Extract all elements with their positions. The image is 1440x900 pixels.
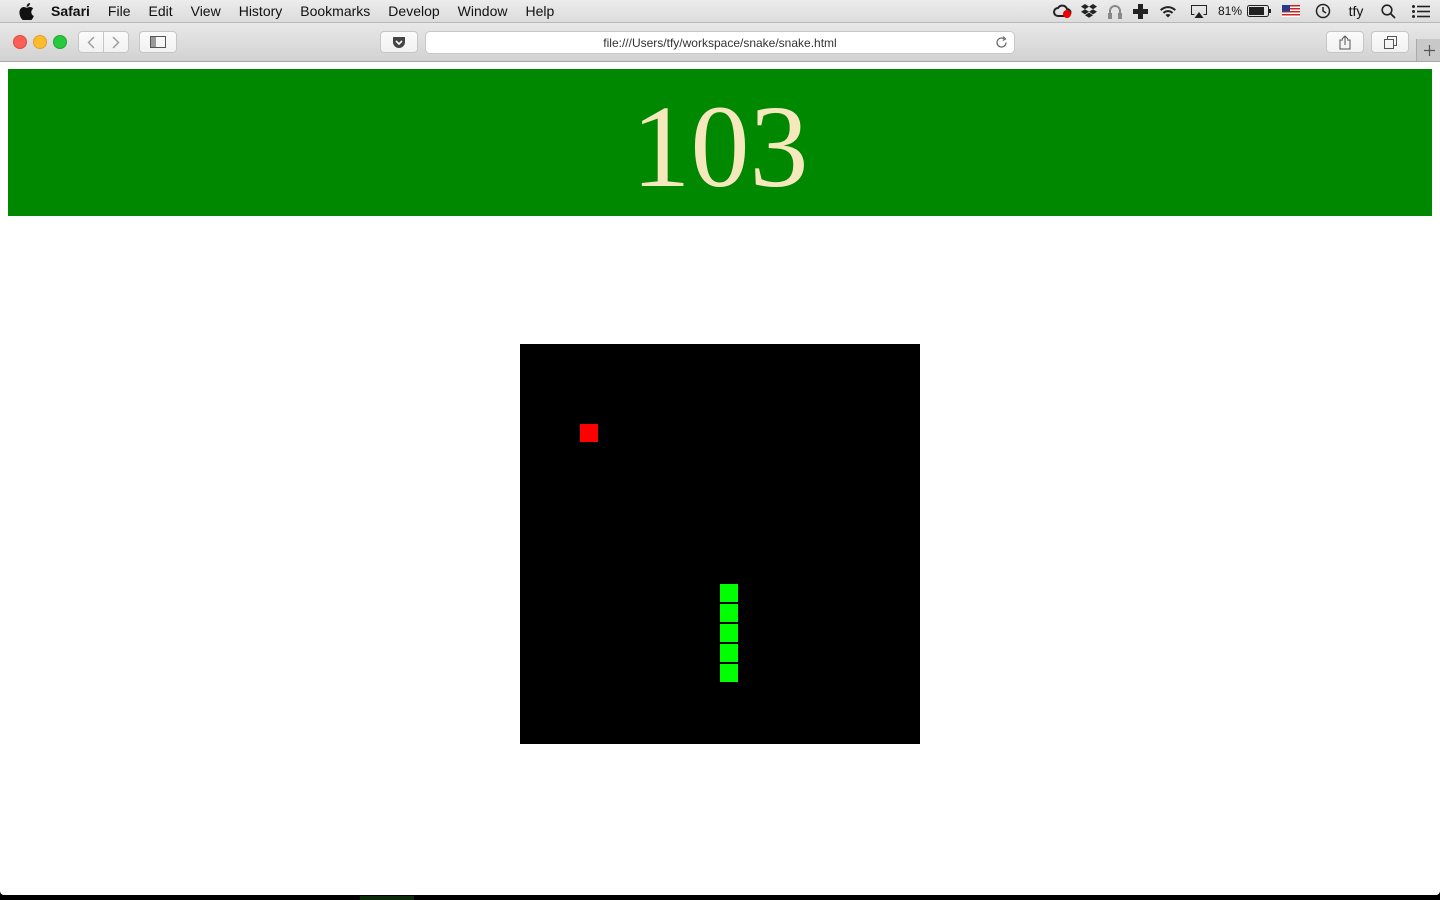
sidebar-icon <box>150 36 166 48</box>
tabs-icon <box>1383 35 1397 49</box>
tabs-overview-button[interactable] <box>1371 31 1409 53</box>
menu-edit[interactable]: Edit <box>148 0 172 22</box>
dock-edge <box>360 896 414 900</box>
battery-percent: 81% <box>1217 4 1242 18</box>
share-button[interactable] <box>1326 31 1364 53</box>
menu-history[interactable]: History <box>239 0 283 22</box>
pocket-button[interactable] <box>380 31 418 53</box>
pocket-icon <box>393 36 405 48</box>
us-flag-icon[interactable] <box>1274 0 1308 22</box>
menu-bookmarks[interactable]: Bookmarks <box>300 0 370 22</box>
menu-window[interactable]: Window <box>458 0 508 22</box>
menu-file[interactable]: File <box>108 0 131 22</box>
battery-icon[interactable] <box>1244 0 1274 22</box>
plus-app-icon[interactable] <box>1128 0 1154 22</box>
status-area: 81% tfy <box>1050 0 1440 22</box>
score-value: 103 <box>631 80 809 212</box>
menu-app-safari[interactable]: Safari <box>51 0 90 22</box>
food-pellet <box>580 424 598 442</box>
plus-icon <box>1423 44 1435 56</box>
back-button[interactable] <box>78 31 104 53</box>
score-banner: 103 <box>8 69 1432 216</box>
spotlight-icon[interactable] <box>1374 0 1402 22</box>
share-icon <box>1339 34 1351 49</box>
apple-menu-icon[interactable] <box>19 2 36 20</box>
window-minimize-button[interactable] <box>33 35 47 49</box>
dropbox-icon[interactable] <box>1076 0 1102 22</box>
reload-icon[interactable] <box>995 36 1008 52</box>
user-name[interactable]: tfy <box>1338 0 1374 22</box>
menu-develop[interactable]: Develop <box>388 0 439 22</box>
address-bar[interactable]: file:///Users/tfy/workspace/snake/snake.… <box>425 31 1015 54</box>
wifi-icon[interactable] <box>1154 0 1182 22</box>
url-text: file:///Users/tfy/workspace/snake/snake.… <box>603 35 837 50</box>
snake-segment <box>720 664 738 682</box>
forward-button[interactable] <box>103 31 129 53</box>
web-content: 103 <box>0 62 1440 895</box>
creative-cloud-icon[interactable] <box>1050 0 1076 22</box>
sidebar-toggle-button[interactable] <box>139 31 177 53</box>
time-machine-icon[interactable] <box>1308 0 1338 22</box>
notification-center-icon[interactable] <box>1402 0 1440 22</box>
snake-head <box>720 584 738 602</box>
menu-bar: Safari File Edit View History Bookmarks … <box>0 0 1440 23</box>
window-zoom-button[interactable] <box>53 35 67 49</box>
chevron-right-icon <box>112 36 120 48</box>
browser-toolbar: file:///Users/tfy/workspace/snake/snake.… <box>0 23 1440 62</box>
window-close-button[interactable] <box>13 35 27 49</box>
menu-help[interactable]: Help <box>525 0 554 22</box>
chevron-left-icon <box>87 36 95 48</box>
airplay-icon[interactable] <box>1182 0 1216 22</box>
snake-segment <box>720 624 738 642</box>
game-board[interactable] <box>520 344 920 744</box>
snake-segment <box>720 644 738 662</box>
new-tab-button[interactable] <box>1416 39 1440 61</box>
snake-segment <box>720 604 738 622</box>
menu-view[interactable]: View <box>191 0 221 22</box>
headphones-icon[interactable] <box>1102 0 1128 22</box>
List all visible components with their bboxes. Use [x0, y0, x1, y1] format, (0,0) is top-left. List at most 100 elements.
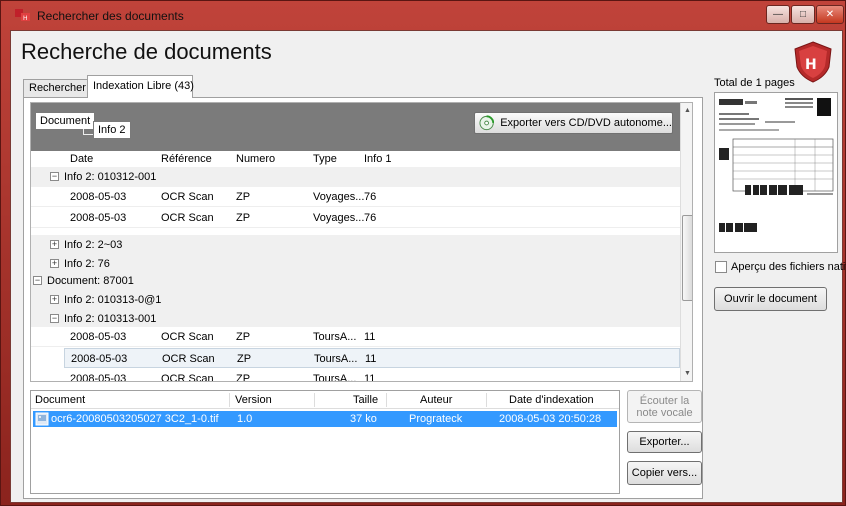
cell-type: Voyages...: [313, 191, 365, 203]
files-col-date-indexation[interactable]: Date d'indexation: [509, 394, 594, 406]
group-row[interactable]: + Info 2: 2~03: [31, 235, 680, 255]
files-col-taille[interactable]: Taille: [353, 394, 378, 406]
table-row-selected[interactable]: 2008-05-03 OCR Scan ZP ToursA... 11: [64, 348, 680, 368]
file-author: Prograteck: [409, 413, 463, 425]
cell-date: 2008-05-03: [71, 353, 128, 365]
close-icon: ✕: [825, 9, 835, 20]
app-window: H Rechercher des documents — □ ✕ Recherc…: [0, 0, 846, 506]
title-bar[interactable]: H Rechercher des documents — □ ✕: [1, 1, 846, 29]
svg-text:H: H: [23, 15, 28, 22]
maximize-icon: □: [799, 9, 807, 20]
export-cd-button[interactable]: Exporter vers CD/DVD autonome...: [474, 112, 673, 134]
cell-reference: OCR Scan: [161, 212, 214, 224]
collapse-icon[interactable]: −: [50, 172, 59, 181]
col-header-reference[interactable]: Référence: [161, 153, 212, 165]
expand-icon[interactable]: +: [50, 240, 59, 249]
document-preview[interactable]: [714, 92, 838, 253]
results-grid: Document Info 2 Exporter vers CD/DVD aut…: [30, 102, 693, 382]
cell-info1: 11: [365, 353, 377, 365]
cell-date: 2008-05-03: [70, 212, 127, 224]
grid-column-headers: Date Référence Numero Type Info 1: [31, 151, 680, 167]
export-button[interactable]: Exporter...: [627, 431, 702, 453]
cell-numero: ZP: [236, 373, 251, 382]
files-col-version[interactable]: Version: [235, 394, 272, 406]
disc-export-icon: [479, 115, 495, 131]
export-cd-label: Exporter vers CD/DVD autonome...: [500, 117, 672, 129]
group-row-label: Info 2: 010313-001: [64, 313, 157, 325]
cell-reference: OCR Scan: [162, 353, 215, 365]
file-size: 37 ko: [350, 413, 377, 425]
scroll-down-icon[interactable]: ▼: [684, 370, 691, 377]
file-index-date: 2008-05-03 20:50:28: [499, 413, 602, 425]
listen-note-button[interactable]: Écouter la note vocale: [627, 390, 702, 423]
col-header-type[interactable]: Type: [313, 153, 337, 165]
group-row[interactable]: + Info 2: 010313-0@1: [31, 290, 680, 310]
cell-info1: 11: [364, 331, 376, 343]
cell-date: 2008-05-03: [70, 191, 127, 203]
total-pages-label: Total de 1 pages: [714, 77, 795, 89]
expand-icon[interactable]: +: [50, 295, 59, 304]
open-document-button[interactable]: Ouvrir le document: [714, 287, 827, 311]
cell-type: ToursA...: [313, 331, 357, 343]
copy-to-button[interactable]: Copier vers...: [627, 461, 702, 485]
cell-numero: ZP: [236, 191, 251, 203]
group-chip-connector: [83, 129, 93, 135]
shield-logo-icon: H: [794, 41, 832, 83]
svg-text:H: H: [805, 57, 817, 73]
file-name: ocr6-20080503205027 3C2_1-0.tif: [51, 413, 219, 425]
cell-info1: 11: [364, 373, 376, 382]
collapse-icon[interactable]: −: [50, 314, 59, 323]
table-row[interactable]: 2008-05-03 OCR Scan ZP ToursA... 11: [31, 327, 680, 347]
group-by-header: Document Info 2 Exporter vers CD/DVD aut…: [31, 103, 680, 151]
group-row-label: Info 2: 010313-0@1: [64, 294, 162, 306]
table-row[interactable]: 2008-05-03 OCR Scan ZP ToursA... 11: [31, 369, 680, 382]
cell-numero: ZP: [237, 353, 252, 365]
group-row-label: Info 2: 76: [64, 258, 110, 270]
cell-info1: 76: [364, 191, 377, 203]
group-row-label: Info 2: 2~03: [64, 239, 123, 251]
document-thumbnail-icon: [715, 93, 837, 252]
group-chip-document[interactable]: Document: [35, 112, 96, 130]
close-button[interactable]: ✕: [816, 5, 844, 24]
window-title: Rechercher des documents: [37, 9, 184, 23]
page-title: Recherche de documents: [21, 39, 272, 64]
group-row-label: Document: 87001: [47, 275, 134, 287]
group-chip-info2[interactable]: Info 2: [93, 121, 131, 139]
scrollbar-thumb[interactable]: [682, 215, 692, 301]
expand-icon[interactable]: +: [50, 259, 59, 268]
maximize-button[interactable]: □: [791, 5, 815, 24]
column-separator: [386, 393, 387, 407]
native-preview-label: Aperçu des fichiers natifs: [731, 261, 846, 273]
col-header-date[interactable]: Date: [70, 153, 93, 165]
grid-vertical-scrollbar[interactable]: ▲ ▼: [680, 103, 692, 381]
tab-rechercher[interactable]: Rechercher: [23, 79, 88, 97]
group-row-label: Info 2: 010312-001: [64, 171, 157, 183]
cell-numero: ZP: [236, 212, 251, 224]
col-header-info1[interactable]: Info 1: [364, 153, 392, 165]
cell-numero: ZP: [236, 331, 251, 343]
files-column-headers: Document Version Taille Auteur Date d'in…: [31, 391, 619, 409]
collapse-icon[interactable]: −: [33, 276, 42, 285]
files-col-document[interactable]: Document: [35, 394, 85, 406]
group-row[interactable]: − Info 2: 010312-001: [31, 167, 680, 187]
native-preview-checkbox[interactable]: [715, 261, 727, 273]
scroll-up-icon[interactable]: ▲: [684, 107, 691, 114]
table-row[interactable]: 2008-05-03 OCR Scan ZP Voyages... 76: [31, 208, 680, 228]
cell-info1: 76: [364, 212, 377, 224]
column-separator: [486, 393, 487, 407]
file-version: 1.0: [237, 413, 253, 425]
app-logo-icon: H: [15, 9, 30, 22]
files-col-auteur[interactable]: Auteur: [420, 394, 452, 406]
col-header-numero[interactable]: Numero: [236, 153, 275, 165]
table-row[interactable]: 2008-05-03 OCR Scan ZP Voyages... 76: [31, 187, 680, 207]
minimize-button[interactable]: —: [766, 5, 790, 24]
group-row[interactable]: − Info 2: 010313-001: [31, 309, 680, 329]
files-list: Document Version Taille Auteur Date d'in…: [30, 390, 620, 494]
cell-type: ToursA...: [313, 373, 357, 382]
column-separator: [229, 393, 230, 407]
column-separator: [314, 393, 315, 407]
tab-indexation-libre[interactable]: Indexation Libre (43): [87, 75, 194, 98]
group-row[interactable]: − Document: 87001: [31, 271, 680, 291]
cell-date: 2008-05-03: [70, 331, 127, 343]
file-row-selected[interactable]: ocr6-20080503205027 3C2_1-0.tif 1.0 37 k…: [33, 411, 617, 427]
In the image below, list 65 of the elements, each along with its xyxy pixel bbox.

▸ What is being asked
Reproduce the lines without any change, starting with the line that contains "sidebar-icon <box>150 36 166 48</box>" and continuing through the line that contains "menu-app-safari[interactable]: Safari <box>51".

▸ Answer for this exercise
sidebar-icon <box>150 36 166 48</box>
tabs-icon <box>1383 35 1397 49</box>
tabs-overview-button[interactable] <box>1371 31 1409 53</box>
menu-edit[interactable]: Edit <box>148 0 172 22</box>
dock-edge <box>360 896 414 900</box>
battery-percent: 81% <box>1217 4 1242 18</box>
share-button[interactable] <box>1326 31 1364 53</box>
menu-history[interactable]: History <box>239 0 283 22</box>
pocket-button[interactable] <box>380 31 418 53</box>
pocket-icon <box>393 36 405 48</box>
us-flag-icon[interactable] <box>1274 0 1308 22</box>
menu-bookmarks[interactable]: Bookmarks <box>300 0 370 22</box>
menu-window[interactable]: Window <box>458 0 508 22</box>
menu-file[interactable]: File <box>108 0 131 22</box>
battery-icon[interactable] <box>1244 0 1274 22</box>
plus-app-icon[interactable] <box>1128 0 1154 22</box>
status-area: 81% tfy <box>1050 0 1440 22</box>
score-value: 103 <box>631 80 809 212</box>
menu-app-safari[interactable]: Safari <box>51 0 90 22</box>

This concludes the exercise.